[Collected data entries]

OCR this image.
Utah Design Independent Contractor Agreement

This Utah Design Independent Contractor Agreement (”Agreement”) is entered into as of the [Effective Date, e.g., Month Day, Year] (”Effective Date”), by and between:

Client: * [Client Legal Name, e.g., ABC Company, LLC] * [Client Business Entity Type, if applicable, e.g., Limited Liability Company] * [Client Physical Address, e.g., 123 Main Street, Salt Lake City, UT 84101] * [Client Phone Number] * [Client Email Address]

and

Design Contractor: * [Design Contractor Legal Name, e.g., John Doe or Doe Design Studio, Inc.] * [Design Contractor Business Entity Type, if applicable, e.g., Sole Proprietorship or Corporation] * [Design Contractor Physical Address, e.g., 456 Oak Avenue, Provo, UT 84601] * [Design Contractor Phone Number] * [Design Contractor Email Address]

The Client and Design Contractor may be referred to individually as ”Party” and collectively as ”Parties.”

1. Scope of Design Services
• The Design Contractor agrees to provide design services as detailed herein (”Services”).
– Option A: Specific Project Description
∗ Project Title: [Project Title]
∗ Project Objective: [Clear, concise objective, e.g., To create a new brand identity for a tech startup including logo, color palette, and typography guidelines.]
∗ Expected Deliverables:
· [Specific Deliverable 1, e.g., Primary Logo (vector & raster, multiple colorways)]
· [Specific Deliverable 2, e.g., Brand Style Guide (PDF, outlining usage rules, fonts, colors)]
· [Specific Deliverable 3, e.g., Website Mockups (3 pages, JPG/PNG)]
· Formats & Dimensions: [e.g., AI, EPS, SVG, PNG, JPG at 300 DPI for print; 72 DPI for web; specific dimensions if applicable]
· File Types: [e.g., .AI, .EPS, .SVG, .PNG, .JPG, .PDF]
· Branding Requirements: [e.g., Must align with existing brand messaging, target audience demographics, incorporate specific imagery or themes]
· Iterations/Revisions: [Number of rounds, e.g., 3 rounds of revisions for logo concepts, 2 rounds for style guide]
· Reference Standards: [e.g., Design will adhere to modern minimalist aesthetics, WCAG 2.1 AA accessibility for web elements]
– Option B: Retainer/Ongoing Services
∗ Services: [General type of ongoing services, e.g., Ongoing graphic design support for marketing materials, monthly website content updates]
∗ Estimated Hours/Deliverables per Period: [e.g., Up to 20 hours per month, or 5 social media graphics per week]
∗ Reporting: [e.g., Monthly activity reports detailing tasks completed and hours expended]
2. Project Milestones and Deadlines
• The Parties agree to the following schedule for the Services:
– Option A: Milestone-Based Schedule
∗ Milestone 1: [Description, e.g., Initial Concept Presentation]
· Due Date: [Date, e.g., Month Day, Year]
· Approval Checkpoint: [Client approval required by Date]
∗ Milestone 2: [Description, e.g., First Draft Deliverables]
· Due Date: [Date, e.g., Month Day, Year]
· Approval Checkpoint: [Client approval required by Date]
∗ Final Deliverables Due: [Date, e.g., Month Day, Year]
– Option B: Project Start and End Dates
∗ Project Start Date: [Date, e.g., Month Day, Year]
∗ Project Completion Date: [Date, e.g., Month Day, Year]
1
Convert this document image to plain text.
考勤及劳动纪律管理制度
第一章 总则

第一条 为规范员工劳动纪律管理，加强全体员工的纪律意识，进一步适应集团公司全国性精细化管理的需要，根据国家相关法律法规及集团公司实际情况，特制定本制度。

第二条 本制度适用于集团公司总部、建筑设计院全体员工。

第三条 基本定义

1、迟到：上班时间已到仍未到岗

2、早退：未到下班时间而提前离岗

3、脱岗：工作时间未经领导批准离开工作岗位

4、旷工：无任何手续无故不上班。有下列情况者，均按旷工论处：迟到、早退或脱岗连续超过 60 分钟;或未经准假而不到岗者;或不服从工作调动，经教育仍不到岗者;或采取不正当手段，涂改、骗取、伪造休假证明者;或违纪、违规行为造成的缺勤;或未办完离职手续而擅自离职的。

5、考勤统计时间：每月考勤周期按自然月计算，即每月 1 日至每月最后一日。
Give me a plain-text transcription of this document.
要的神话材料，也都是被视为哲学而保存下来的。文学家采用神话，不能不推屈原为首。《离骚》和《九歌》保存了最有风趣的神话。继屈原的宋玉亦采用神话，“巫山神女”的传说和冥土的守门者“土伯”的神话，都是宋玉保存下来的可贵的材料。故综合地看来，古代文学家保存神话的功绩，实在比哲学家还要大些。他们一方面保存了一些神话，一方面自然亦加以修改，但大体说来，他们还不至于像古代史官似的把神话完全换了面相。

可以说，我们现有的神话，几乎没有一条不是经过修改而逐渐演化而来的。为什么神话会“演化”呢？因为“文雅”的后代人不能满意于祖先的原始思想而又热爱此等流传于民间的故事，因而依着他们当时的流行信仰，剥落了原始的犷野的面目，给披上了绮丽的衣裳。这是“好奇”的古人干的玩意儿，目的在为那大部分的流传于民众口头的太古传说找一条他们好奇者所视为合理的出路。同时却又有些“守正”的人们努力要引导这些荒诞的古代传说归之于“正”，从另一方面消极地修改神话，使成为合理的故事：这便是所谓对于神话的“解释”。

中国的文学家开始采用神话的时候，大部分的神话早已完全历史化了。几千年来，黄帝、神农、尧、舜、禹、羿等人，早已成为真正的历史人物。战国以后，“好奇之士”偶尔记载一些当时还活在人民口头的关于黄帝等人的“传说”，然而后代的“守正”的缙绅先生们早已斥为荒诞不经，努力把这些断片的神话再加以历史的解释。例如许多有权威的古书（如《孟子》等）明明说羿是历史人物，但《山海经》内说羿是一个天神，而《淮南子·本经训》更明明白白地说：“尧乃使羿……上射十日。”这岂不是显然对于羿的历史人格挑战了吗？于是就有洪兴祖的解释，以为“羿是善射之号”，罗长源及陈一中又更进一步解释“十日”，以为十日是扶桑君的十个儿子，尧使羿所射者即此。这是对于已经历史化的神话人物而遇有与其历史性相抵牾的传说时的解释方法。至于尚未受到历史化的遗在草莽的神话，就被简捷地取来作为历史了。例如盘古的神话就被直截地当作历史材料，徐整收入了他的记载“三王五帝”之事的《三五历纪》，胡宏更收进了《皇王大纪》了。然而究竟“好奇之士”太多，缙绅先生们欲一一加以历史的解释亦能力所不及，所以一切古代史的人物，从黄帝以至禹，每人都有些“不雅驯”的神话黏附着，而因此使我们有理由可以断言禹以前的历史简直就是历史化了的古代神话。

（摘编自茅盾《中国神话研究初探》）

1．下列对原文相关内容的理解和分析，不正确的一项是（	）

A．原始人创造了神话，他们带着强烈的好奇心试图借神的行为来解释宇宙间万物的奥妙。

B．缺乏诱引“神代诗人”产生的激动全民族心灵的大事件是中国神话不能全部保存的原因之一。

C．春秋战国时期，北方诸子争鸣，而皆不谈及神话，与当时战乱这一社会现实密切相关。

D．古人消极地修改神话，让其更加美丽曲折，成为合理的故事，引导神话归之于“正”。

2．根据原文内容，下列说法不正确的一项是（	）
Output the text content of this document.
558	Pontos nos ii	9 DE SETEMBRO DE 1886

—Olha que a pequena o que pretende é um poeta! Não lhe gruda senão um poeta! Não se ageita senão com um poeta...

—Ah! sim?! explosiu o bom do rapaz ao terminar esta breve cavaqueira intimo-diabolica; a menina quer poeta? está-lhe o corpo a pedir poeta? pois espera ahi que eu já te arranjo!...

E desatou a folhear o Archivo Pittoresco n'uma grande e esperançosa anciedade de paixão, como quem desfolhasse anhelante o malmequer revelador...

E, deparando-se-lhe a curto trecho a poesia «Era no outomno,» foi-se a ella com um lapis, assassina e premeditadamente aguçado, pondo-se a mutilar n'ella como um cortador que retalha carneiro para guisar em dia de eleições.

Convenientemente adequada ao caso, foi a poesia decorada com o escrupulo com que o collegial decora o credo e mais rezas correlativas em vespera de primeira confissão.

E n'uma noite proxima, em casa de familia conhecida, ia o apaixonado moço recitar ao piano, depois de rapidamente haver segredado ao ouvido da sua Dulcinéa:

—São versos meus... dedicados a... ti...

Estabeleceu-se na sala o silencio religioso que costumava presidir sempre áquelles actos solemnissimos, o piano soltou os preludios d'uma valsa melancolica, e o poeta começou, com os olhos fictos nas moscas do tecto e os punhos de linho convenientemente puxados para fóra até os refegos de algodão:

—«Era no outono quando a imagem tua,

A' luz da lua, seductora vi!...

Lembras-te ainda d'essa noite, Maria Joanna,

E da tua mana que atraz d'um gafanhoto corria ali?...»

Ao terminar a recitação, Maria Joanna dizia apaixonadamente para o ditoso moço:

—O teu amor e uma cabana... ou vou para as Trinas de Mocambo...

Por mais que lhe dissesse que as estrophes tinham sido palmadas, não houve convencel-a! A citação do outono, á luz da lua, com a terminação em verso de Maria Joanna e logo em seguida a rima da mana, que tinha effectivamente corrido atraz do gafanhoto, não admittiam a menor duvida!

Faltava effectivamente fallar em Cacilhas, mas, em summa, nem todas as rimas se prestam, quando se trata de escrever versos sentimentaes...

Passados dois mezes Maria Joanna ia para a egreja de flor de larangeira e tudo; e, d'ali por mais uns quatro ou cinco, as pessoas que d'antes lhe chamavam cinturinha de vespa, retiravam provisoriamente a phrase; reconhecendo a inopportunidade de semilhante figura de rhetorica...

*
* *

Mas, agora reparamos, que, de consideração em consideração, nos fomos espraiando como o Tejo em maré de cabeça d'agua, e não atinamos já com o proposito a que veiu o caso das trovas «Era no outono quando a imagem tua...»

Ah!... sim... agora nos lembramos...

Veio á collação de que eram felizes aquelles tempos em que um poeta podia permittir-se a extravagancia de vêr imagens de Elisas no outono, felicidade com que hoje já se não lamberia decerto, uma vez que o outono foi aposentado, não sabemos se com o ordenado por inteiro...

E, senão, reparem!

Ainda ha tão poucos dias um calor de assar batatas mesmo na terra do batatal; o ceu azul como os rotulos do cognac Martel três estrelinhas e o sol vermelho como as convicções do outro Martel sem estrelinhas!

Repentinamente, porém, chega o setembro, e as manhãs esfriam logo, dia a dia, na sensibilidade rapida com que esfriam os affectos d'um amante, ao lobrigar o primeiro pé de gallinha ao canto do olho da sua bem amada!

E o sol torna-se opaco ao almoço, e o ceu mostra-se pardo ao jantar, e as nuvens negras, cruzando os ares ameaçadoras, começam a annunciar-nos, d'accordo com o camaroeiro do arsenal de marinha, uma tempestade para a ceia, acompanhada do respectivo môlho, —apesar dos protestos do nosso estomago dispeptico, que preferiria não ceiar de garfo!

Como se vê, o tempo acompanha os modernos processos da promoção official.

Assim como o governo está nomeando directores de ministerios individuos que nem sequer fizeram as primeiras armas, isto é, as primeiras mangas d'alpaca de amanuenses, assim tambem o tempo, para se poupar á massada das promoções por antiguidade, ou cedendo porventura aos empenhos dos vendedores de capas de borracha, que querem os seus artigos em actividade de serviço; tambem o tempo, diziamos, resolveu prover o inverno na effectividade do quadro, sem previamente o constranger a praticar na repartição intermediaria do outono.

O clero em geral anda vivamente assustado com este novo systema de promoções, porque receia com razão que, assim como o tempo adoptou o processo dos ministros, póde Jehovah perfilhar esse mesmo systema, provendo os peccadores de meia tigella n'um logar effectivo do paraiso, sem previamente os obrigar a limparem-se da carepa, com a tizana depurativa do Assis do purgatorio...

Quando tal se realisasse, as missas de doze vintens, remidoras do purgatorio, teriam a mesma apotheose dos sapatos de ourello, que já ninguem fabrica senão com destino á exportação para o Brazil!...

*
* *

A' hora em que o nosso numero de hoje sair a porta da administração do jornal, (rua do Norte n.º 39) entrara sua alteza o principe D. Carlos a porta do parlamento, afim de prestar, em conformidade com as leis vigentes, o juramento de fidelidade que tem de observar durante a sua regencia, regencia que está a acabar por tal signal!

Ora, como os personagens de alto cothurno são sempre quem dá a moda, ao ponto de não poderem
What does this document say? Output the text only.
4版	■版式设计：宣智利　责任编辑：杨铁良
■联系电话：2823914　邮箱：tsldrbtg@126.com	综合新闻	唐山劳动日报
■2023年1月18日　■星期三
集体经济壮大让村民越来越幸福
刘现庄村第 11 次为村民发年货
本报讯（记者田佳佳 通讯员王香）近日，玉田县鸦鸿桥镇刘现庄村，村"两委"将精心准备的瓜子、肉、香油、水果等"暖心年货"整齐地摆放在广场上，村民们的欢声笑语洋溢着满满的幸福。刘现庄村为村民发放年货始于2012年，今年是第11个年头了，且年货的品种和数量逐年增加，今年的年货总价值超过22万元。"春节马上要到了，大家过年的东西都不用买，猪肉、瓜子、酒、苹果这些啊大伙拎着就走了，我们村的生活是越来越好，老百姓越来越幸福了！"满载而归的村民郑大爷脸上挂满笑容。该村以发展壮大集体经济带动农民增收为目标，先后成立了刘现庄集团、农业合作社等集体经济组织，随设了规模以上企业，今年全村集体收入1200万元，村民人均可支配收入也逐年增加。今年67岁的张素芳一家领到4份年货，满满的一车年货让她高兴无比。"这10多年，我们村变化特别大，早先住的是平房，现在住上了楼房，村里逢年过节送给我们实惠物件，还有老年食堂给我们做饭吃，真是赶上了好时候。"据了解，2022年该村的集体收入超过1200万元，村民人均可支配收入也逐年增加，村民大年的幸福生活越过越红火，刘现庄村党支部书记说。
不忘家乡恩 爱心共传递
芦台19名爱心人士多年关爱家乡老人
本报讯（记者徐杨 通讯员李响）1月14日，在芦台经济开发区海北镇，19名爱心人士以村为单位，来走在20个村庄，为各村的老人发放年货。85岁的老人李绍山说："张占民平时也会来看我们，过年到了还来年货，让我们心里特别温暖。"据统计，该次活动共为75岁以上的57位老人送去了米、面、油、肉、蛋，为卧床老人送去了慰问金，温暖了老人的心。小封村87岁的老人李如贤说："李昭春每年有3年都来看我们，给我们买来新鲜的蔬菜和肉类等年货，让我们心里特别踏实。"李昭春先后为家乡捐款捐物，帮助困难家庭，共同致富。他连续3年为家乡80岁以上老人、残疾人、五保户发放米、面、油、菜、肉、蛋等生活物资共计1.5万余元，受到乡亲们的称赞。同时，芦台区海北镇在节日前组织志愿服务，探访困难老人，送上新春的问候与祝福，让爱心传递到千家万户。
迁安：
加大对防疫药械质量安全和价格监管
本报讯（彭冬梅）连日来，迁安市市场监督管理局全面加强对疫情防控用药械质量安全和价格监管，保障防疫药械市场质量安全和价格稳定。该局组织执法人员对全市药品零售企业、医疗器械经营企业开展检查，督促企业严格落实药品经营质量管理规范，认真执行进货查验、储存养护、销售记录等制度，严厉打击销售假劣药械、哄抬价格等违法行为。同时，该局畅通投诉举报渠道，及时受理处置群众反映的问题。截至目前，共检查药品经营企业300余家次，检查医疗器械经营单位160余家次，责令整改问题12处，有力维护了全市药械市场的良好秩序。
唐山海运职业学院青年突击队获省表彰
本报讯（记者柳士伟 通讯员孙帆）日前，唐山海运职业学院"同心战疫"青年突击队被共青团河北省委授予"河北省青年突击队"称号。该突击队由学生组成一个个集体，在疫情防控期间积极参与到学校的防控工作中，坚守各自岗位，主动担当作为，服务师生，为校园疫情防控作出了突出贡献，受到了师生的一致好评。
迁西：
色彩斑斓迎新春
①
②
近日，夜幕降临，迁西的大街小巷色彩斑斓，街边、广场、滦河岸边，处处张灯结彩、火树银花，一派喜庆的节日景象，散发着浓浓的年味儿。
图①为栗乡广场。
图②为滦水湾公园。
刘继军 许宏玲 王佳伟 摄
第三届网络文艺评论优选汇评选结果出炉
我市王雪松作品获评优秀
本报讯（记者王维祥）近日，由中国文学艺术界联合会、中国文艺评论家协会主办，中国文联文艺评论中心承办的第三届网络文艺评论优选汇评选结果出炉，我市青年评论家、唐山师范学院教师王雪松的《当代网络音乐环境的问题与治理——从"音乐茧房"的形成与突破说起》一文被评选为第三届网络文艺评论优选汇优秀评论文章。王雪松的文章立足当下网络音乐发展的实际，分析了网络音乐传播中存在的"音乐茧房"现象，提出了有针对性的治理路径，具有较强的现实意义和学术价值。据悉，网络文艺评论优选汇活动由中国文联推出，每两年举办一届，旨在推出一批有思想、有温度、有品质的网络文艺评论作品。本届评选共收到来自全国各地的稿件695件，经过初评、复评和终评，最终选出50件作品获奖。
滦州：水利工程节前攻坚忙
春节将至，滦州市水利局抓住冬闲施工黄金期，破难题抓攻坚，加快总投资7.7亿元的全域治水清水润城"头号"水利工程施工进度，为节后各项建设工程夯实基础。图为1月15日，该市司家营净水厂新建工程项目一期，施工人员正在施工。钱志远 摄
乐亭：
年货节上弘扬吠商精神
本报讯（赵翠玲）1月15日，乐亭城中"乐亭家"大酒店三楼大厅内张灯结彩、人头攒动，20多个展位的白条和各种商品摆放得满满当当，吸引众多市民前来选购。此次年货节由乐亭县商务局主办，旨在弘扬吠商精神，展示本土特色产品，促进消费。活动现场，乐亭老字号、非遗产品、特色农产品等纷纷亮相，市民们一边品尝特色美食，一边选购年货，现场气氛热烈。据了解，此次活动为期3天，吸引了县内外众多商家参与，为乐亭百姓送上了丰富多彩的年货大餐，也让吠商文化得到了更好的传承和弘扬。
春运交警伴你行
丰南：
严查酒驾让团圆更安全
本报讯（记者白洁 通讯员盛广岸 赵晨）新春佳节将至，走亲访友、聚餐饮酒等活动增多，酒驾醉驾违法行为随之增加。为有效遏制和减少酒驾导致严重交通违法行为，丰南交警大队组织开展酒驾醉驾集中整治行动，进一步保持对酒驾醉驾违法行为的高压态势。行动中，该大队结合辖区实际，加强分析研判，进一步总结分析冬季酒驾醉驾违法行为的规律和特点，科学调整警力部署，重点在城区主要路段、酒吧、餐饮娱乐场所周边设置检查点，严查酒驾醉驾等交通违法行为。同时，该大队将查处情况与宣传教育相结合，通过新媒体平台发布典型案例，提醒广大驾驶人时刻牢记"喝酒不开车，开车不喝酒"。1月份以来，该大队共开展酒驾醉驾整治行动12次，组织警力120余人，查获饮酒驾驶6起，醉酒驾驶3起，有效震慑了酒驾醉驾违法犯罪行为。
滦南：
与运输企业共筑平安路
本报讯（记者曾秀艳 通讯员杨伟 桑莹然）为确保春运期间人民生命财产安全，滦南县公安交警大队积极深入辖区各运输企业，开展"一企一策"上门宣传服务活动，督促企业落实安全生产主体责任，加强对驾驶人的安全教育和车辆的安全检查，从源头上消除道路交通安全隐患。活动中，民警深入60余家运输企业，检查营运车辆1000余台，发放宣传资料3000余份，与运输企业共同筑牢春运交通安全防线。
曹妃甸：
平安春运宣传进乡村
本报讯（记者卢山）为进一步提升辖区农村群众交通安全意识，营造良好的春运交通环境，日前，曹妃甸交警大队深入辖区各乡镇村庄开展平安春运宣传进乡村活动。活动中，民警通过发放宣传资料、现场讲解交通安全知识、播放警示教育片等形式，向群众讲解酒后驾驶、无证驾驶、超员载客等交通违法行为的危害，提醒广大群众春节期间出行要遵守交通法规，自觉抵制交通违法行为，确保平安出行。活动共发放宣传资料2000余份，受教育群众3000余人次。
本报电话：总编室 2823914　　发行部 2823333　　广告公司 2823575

▸ **What to do**
Where a line above holds the string "caso", show that line.

▸ **Problem solution**
Convenientemente adequada ao caso, foi a poesia decorada com o escrupulo com que o collegial decora o credo e mais rezas correlativas em vespera de primeira confissão.
Mas, agora reparamos, que, de consideração em consideração, nos fomos espraiando como o Tejo em maré de cabeça d'agua, e não atinamos já com o proposito a que veiu o caso das trovas «Era no outono quando a imagem tua...»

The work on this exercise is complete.